Entries with figure data:
⁂
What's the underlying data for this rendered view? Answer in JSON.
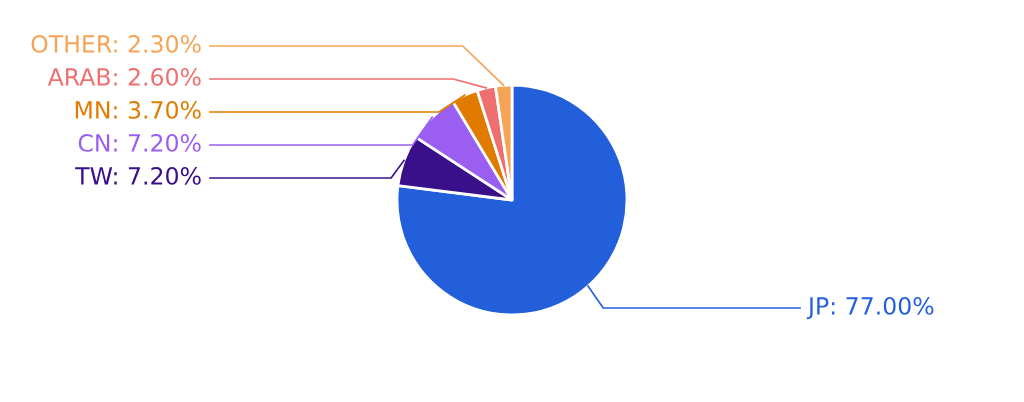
{
  "chart_data": {
    "type": "pie",
    "categories": [
      "JP",
      "TW",
      "CN",
      "MN",
      "ARAB",
      "OTHER"
    ],
    "values": [
      77.0,
      7.2,
      7.2,
      3.7,
      2.6,
      2.3
    ],
    "value_labels": [
      "77.00%",
      "7.20%",
      "7.20%",
      "3.70%",
      "2.60%",
      "2.30%"
    ],
    "colors": [
      "#235fdb",
      "#3a108a",
      "#9a5ff0",
      "#e07b00",
      "#ef6f6f",
      "#f5a354"
    ],
    "legend": false
  }
}
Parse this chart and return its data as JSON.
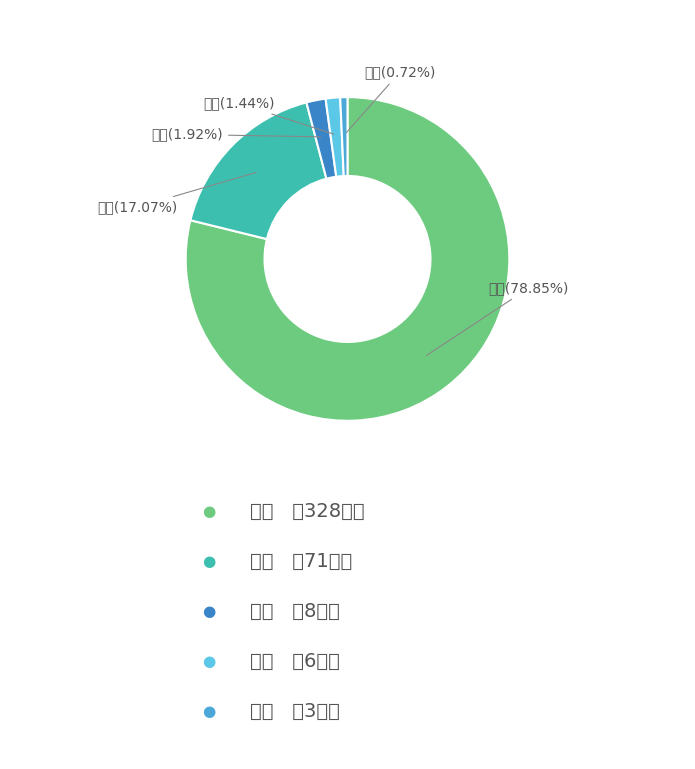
{
  "labels": [
    "一审",
    "二审",
    "其他",
    "再审",
    "执行"
  ],
  "values": [
    328,
    71,
    8,
    6,
    3
  ],
  "percentages": [
    78.85,
    17.07,
    1.92,
    1.44,
    0.72
  ],
  "colors": [
    "#6dcb7f",
    "#3dbfb0",
    "#3a85c8",
    "#5bc8e8",
    "#4ca8d8"
  ],
  "legend_colors": [
    "#6dcb7f",
    "#3dbfb0",
    "#3a85c8",
    "#5bc8e8",
    "#4ca8d8"
  ],
  "counts": [
    328,
    71,
    8,
    6,
    3
  ],
  "background_color": "#ffffff",
  "label_fontsize": 10,
  "legend_fontsize": 14
}
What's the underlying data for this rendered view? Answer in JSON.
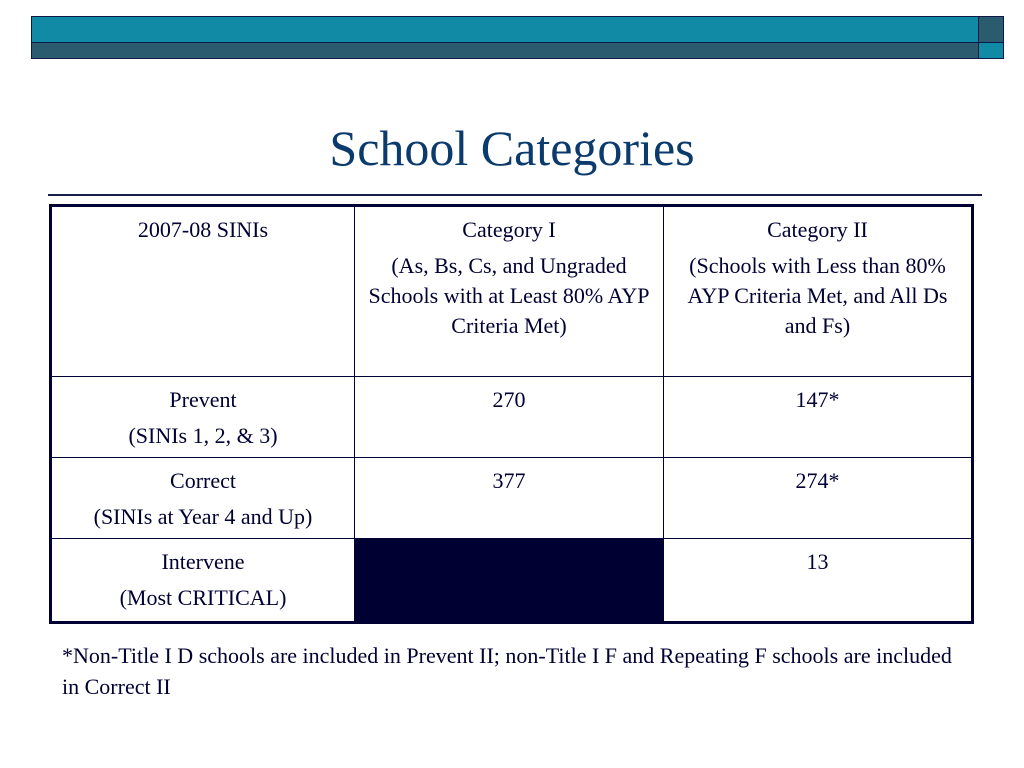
{
  "colors": {
    "bar_top": "#118aa5",
    "bar_bottom": "#2a5b6e",
    "title": "#0b3a6c",
    "text": "#000033",
    "blocked_cell": "#000033"
  },
  "title": "School Categories",
  "table": {
    "header": [
      {
        "lines": [
          "2007-08 SINIs"
        ]
      },
      {
        "lines": [
          "Category I",
          "(As, Bs, Cs, and Ungraded Schools with at Least 80% AYP Criteria Met)"
        ]
      },
      {
        "lines": [
          "Category II",
          "(Schools with Less than 80% AYP Criteria Met, and All Ds and Fs)"
        ]
      }
    ],
    "rows": [
      {
        "label": "Prevent",
        "sub": "(SINIs 1, 2, & 3)",
        "cat1": "270",
        "cat2": "147*"
      },
      {
        "label": "Correct",
        "sub": "(SINIs at Year 4 and Up)",
        "cat1": "377",
        "cat2": "274*"
      },
      {
        "label": "Intervene",
        "sub": "(Most CRITICAL)",
        "cat1": "",
        "cat2": "13"
      }
    ]
  },
  "footnote": "*Non-Title I D schools are included in Prevent II; non-Title I F and Repeating F schools are included in Correct II"
}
⁂
Exercise description:
A faithful copy of the records above is needed, with the pictures left out.

Written response:
What's the underlying data for this rendered view? Answer in JSON.
{
  "chart_data": {
    "type": "pie",
    "categories": [
      "JP",
      "TW",
      "CN",
      "MN",
      "ARAB",
      "OTHER"
    ],
    "values": [
      77.0,
      7.2,
      7.2,
      3.7,
      2.6,
      2.3
    ],
    "value_labels": [
      "77.00%",
      "7.20%",
      "7.20%",
      "3.70%",
      "2.60%",
      "2.30%"
    ],
    "colors": [
      "#235fdb",
      "#3a108a",
      "#9a5ff0",
      "#e07b00",
      "#ef6f6f",
      "#f5a354"
    ],
    "legend": false
  }
}
Parse this chart and return its data as JSON.
{
  "labels": [
    "一审",
    "二审",
    "其他",
    "再审",
    "执行"
  ],
  "values": [
    328,
    71,
    8,
    6,
    3
  ],
  "percentages": [
    78.85,
    17.07,
    1.92,
    1.44,
    0.72
  ],
  "colors": [
    "#6dcb7f",
    "#3dbfb0",
    "#3a85c8",
    "#5bc8e8",
    "#4ca8d8"
  ],
  "legend_colors": [
    "#6dcb7f",
    "#3dbfb0",
    "#3a85c8",
    "#5bc8e8",
    "#4ca8d8"
  ],
  "counts": [
    328,
    71,
    8,
    6,
    3
  ],
  "background_color": "#ffffff",
  "label_fontsize": 10,
  "legend_fontsize": 14
}
What's the underlying data for this rendered view? Answer in JSON.
{
  "colors": {
    "bar_top": "#118aa5",
    "bar_bottom": "#2a5b6e",
    "title": "#0b3a6c",
    "text": "#000033",
    "blocked_cell": "#000033"
  },
  "title": "School Categories",
  "table": {
    "header": [
      {
        "lines": [
          "2007-08 SINIs"
        ]
      },
      {
        "lines": [
          "Category I",
          "(As, Bs, Cs, and Ungraded Schools with at Least 80% AYP Criteria Met)"
        ]
      },
      {
        "lines": [
          "Category II",
          "(Schools with Less than 80% AYP Criteria Met, and All Ds and Fs)"
        ]
      }
    ],
    "rows": [
      {
        "label": "Prevent",
        "sub": "(SINIs 1, 2, & 3)",
        "cat1": "270",
        "cat2": "147*"
      },
      {
        "label": "Correct",
        "sub": "(SINIs at Year 4 and Up)",
        "cat1": "377",
        "cat2": "274*"
      },
      {
        "label": "Intervene",
        "sub": "(Most CRITICAL)",
        "cat1": "",
        "cat2": "13"
      }
    ]
  },
  "footnote": "*Non-Title I D schools are included in Prevent II; non-Title I F and Repeating F schools are included in Correct II"
}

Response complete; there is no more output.